══ RECORDS SHOWN

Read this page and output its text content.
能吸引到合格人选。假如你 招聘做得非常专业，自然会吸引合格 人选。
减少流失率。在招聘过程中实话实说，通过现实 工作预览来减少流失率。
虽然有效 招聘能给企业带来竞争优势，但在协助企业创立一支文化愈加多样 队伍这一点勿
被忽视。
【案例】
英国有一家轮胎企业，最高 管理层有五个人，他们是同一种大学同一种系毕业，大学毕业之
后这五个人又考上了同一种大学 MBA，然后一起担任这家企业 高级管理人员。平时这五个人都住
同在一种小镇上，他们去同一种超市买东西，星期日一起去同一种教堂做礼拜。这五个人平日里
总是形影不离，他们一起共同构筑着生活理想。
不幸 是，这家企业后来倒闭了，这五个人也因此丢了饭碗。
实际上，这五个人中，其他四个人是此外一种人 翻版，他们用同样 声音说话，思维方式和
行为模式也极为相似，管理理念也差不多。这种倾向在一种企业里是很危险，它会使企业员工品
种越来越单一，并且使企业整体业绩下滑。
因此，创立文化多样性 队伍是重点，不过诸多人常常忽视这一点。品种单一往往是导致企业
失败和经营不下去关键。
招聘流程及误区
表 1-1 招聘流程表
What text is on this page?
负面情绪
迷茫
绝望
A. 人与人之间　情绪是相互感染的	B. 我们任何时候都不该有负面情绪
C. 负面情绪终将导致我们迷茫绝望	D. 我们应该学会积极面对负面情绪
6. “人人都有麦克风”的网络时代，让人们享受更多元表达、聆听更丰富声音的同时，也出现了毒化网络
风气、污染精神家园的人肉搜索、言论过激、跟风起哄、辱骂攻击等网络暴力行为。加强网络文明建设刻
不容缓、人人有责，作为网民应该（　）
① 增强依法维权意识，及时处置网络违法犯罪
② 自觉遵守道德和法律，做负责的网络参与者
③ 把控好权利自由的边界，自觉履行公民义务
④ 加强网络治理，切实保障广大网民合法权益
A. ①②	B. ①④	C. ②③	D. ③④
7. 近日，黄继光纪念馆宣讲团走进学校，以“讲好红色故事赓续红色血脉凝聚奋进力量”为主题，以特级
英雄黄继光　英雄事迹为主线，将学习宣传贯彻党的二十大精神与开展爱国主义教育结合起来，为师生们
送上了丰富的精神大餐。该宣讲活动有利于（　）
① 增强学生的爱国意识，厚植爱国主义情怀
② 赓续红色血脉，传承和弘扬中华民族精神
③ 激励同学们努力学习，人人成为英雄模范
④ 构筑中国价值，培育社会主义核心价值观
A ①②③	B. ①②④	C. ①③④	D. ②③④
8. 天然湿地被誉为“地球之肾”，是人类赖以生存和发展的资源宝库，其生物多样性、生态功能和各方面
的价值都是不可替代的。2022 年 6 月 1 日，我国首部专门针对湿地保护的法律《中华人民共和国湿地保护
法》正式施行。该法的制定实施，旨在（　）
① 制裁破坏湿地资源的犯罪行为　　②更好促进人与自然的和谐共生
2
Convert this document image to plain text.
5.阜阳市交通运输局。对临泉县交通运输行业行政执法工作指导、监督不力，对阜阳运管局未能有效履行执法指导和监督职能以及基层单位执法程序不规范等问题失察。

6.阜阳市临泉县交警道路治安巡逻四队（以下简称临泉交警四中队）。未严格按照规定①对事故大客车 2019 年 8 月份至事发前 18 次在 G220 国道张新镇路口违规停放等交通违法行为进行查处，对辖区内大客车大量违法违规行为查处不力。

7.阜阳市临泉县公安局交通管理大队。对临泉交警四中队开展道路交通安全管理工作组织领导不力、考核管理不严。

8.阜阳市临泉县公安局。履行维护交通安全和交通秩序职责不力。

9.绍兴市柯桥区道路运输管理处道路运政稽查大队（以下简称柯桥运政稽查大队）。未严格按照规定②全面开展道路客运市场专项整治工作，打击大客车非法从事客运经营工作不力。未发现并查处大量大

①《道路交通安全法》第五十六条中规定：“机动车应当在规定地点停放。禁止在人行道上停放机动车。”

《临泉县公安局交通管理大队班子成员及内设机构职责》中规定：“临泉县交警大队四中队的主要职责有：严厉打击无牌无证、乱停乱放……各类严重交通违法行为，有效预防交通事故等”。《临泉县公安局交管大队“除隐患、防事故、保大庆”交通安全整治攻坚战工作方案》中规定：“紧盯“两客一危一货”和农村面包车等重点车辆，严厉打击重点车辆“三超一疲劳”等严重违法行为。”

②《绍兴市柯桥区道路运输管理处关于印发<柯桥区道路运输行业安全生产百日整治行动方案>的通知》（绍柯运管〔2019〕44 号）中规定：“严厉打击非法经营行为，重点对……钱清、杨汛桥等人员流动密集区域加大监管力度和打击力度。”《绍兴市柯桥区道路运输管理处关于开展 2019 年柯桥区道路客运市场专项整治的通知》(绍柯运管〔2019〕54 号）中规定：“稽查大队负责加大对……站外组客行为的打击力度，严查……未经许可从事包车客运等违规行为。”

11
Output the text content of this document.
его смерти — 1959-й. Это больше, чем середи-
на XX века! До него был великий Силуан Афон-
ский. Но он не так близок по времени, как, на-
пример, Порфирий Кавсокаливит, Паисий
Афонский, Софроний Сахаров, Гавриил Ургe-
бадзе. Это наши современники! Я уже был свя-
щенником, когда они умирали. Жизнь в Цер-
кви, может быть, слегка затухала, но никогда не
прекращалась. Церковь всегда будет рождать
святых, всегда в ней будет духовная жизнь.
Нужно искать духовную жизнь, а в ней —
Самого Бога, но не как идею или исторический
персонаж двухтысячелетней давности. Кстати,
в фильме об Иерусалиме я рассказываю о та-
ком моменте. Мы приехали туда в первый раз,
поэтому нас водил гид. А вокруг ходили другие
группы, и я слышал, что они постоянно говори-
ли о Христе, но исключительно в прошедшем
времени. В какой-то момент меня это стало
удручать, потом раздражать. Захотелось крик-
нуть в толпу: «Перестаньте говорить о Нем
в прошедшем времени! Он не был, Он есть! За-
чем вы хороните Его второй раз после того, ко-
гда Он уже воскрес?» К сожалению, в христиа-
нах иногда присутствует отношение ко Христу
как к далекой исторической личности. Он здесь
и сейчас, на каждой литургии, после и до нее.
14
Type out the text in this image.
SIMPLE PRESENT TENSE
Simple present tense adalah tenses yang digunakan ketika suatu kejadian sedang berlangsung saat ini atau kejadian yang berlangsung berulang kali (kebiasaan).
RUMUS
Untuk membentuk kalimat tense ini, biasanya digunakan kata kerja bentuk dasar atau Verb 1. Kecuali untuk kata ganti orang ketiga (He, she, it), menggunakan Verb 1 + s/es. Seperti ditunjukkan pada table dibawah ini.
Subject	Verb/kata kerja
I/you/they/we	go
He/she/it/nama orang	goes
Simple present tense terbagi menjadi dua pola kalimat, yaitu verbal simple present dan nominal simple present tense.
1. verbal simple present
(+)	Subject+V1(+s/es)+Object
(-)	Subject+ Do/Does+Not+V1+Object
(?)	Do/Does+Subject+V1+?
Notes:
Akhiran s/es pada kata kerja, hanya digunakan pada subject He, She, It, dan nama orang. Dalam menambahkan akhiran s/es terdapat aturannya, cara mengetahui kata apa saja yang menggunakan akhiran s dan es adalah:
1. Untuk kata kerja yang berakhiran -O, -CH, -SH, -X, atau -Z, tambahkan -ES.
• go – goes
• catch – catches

════

#### WHAT THE EXERCISE ASKS:
List each line holding the string "adalah".

#### RESPONSE:
Simple present tense adalah tenses yang digunakan ketika suatu kejadian sedang berlangsung saat ini atau kejadian yang berlangsung berulang kali (kebiasaan).
Akhiran s/es pada kata kerja, hanya digunakan pada subject He, She, It, dan nama orang. Dalam menambahkan akhiran s/es terdapat aturannya, cara mengetahui kata apa saja yang menggunakan akhiran s dan es adalah:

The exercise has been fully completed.